=== WORK TO BE COMPLETED ===
Below are some records; reproduce every one of them exactly.

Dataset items
☆ ☆ ☆ ☆ ☆

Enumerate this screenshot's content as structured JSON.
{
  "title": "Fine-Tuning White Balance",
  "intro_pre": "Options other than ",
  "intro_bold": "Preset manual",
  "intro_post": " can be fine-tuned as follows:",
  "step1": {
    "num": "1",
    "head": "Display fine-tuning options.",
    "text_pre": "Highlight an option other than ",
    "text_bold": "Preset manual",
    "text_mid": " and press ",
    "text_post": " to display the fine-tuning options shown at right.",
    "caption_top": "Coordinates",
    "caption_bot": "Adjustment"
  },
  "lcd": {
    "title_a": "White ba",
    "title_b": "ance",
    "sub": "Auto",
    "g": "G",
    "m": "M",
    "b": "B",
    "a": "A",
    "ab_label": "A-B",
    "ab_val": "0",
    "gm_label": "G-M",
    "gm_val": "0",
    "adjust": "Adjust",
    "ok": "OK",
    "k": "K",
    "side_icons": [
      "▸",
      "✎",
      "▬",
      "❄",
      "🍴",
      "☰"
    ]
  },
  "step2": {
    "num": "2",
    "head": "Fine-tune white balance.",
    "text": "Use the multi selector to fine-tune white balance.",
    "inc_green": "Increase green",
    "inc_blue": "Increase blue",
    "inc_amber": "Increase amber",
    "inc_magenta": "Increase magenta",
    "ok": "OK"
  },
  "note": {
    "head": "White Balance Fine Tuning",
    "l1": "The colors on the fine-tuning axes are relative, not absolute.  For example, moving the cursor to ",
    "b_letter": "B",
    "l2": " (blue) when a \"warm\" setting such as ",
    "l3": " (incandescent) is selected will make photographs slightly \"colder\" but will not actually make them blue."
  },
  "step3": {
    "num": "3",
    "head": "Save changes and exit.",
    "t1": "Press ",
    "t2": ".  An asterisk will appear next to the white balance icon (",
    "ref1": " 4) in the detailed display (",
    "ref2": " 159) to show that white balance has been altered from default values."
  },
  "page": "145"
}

☆ ☆ ☆ ☆ ☆

=== WORKED SOLUTION ===
Enumerate this screenshot's content as structured JSON.
{
  "title": "Fine-Tuning White Balance",
  "intro_pre": "Options other than ",
  "intro_bold": "Preset manual",
  "intro_post": " can be fine-tuned as follows:",
  "step1": {
    "num": "1",
    "head": "Display fine-tuning options.",
    "text_pre": "Highlight an option other than ",
    "text_bold": "Preset manual",
    "text_mid": " and press ",
    "text_post": " to display the fine-tuning options shown at right.",
    "caption_top": "Coordinates",
    "caption_bot": "Adjustment"
  },
  "lcd": {
    "title_a": "White ba",
    "title_b": "ance",
    "sub": "Auto",
    "g": "G",
    "m": "M",
    "b": "B",
    "a": "A",
    "ab_label": "A-B",
    "ab_val": "0",
    "gm_label": "G-M",
    "gm_val": "0",
    "adjust": "Adjust",
    "ok": "OK",
    "k": "K",
    "side_icons": [
      "▸",
      "✎",
      "▬",
      "❄",
      "🍴",
      "☰"
    ]
  },
  "step2": {
    "num": "2",
    "head": "Fine-tune white balance.",
    "text": "Use the multi selector to fine-tune white balance.",
    "inc_green": "Increase green",
    "inc_blue": "Increase blue",
    "inc_amber": "Increase amber",
    "inc_magenta": "Increase magenta",
    "ok": "OK"
  },
  "note": {
    "head": "White Balance Fine Tuning",
    "l1": "The colors on the fine-tuning axes are relative, not absolute.  For example, moving the cursor to ",
    "b_letter": "B",
    "l2": " (blue) when a \"warm\" setting such as ",
    "l3": " (incandescent) is selected will make photographs slightly \"colder\" but will not actually make them blue."
  },
  "step3": {
    "num": "3",
    "head": "Save changes and exit.",
    "t1": "Press ",
    "t2": ".  An asterisk will appear next to the white balance icon (",
    "ref1": " 4) in the detailed display (",
    "ref2": " 159) to show that white balance has been altered from default values."
  },
  "page": "145"
}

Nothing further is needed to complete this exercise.